╭─ Source passage

Kumar Shahani, one of the leading figures of Indian arthouse cinema, died on Saturday after a fall in Kolkata. He was 83. Over the course of a career that spanned six decades, Shahani directed such formally rigorous films as Maya Darpan (1972), Tarang (1984), Khayal Gatha (1989) and Kasba (1990).

He was born on December 7, 1940, in Larkana, Sindh, in undivided India. His family moved to Mumbai after Partition.

Shahani studied Political Science and History at the University of Bombay, after which he enrolled at the Film and Television Institute of India in Pune. There, during the course of taking a course in writing and direction, Shahani met the iconoclastic director Ritwik Ghatak. Shahani and Mani Kaul later emerged as Ghatak’s most well-known disciples, fusing influences of Ghatak in their own films as well as deconstructing Ghatak’s aesthetic approach for future generations.

Shahani’s first feature was Maya Darpan. The adaptation of a story by Nirmal Verma was shot by KK Mahajan and completed in 1972.

Set in newly independent India, Maya Darpan examines, through the experiences of a young woman, the yet-unresolved tensions between the ruling class and workers. The movie was celebrated for its daring formalism as well as striking colour imagery.

Shahani explores the “process of breaking the cycle of repression and exploitation into a zone of freedom” through an idiom that includes “duplicated shots, redundant compositions and repeated actions and dialog”, the blog The Seventh Art commented.

Shahani struggled for 12 years to raise finances for his next feature, Tarang. The movie continued Shahani’s preoccupation with the corrupting power of money and the conflict between a capitalist economic structure and the working class. Amol Palekar plays an amoral businessman who gets involved with a trade union leader’s wife, played by Smita Patil.

In an interview with Rafique Baghdadi and Rajiv Rao for the book Talking Films, Shahani spoke of applying the elements of Indian epic forms to a film about industrial society in 1980s India: “What I wanted to do was to take into account the way our traditions are surviving in popular art. Both folk and popular art always have epic elements. Even pulp literature is a distortion of the epic form.”

Khayal Gatha (1989) is a fictionalised representation of the evolution of khayal singing in Hindustani classical music. Shahani’s fourth feature, Kasba (1990) used stunning imagery inspired by the Kangra painting tradition while translocating Russian writer Anton Chekov’s novella In the Gully to Himachal Pradesh.

╰─
╭─ Material

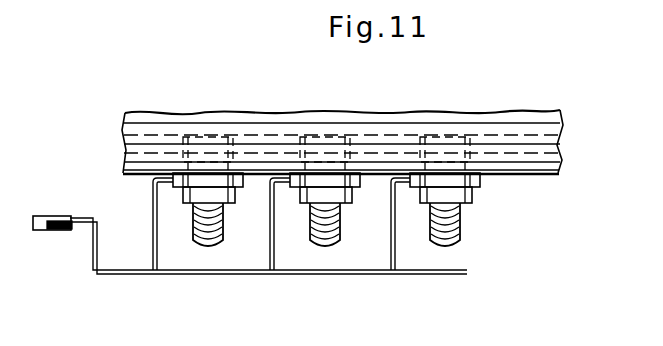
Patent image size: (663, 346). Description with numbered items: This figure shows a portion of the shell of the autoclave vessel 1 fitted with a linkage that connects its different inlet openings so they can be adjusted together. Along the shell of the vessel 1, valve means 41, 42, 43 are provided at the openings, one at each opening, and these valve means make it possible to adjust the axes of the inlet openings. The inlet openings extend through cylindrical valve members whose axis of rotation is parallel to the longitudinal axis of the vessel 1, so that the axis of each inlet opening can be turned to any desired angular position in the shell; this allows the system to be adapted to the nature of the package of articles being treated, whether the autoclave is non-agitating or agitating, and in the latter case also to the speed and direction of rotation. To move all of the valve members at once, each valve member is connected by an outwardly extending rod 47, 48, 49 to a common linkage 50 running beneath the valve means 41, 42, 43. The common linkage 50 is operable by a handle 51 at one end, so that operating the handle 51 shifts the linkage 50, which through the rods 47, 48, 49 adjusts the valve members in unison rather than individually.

╰─

Answer these questions from the passage on Kumar Shahani:
(a) Where was Shahani born?
(b) Who shot Maya Darpan?
(c) For how many years did Shahani struggle to raise finances for Tarang?

## Exercise solution
(a) Larkana, Sindh, in undivided India.
(b) KK Mahajan.
(c) 12 years.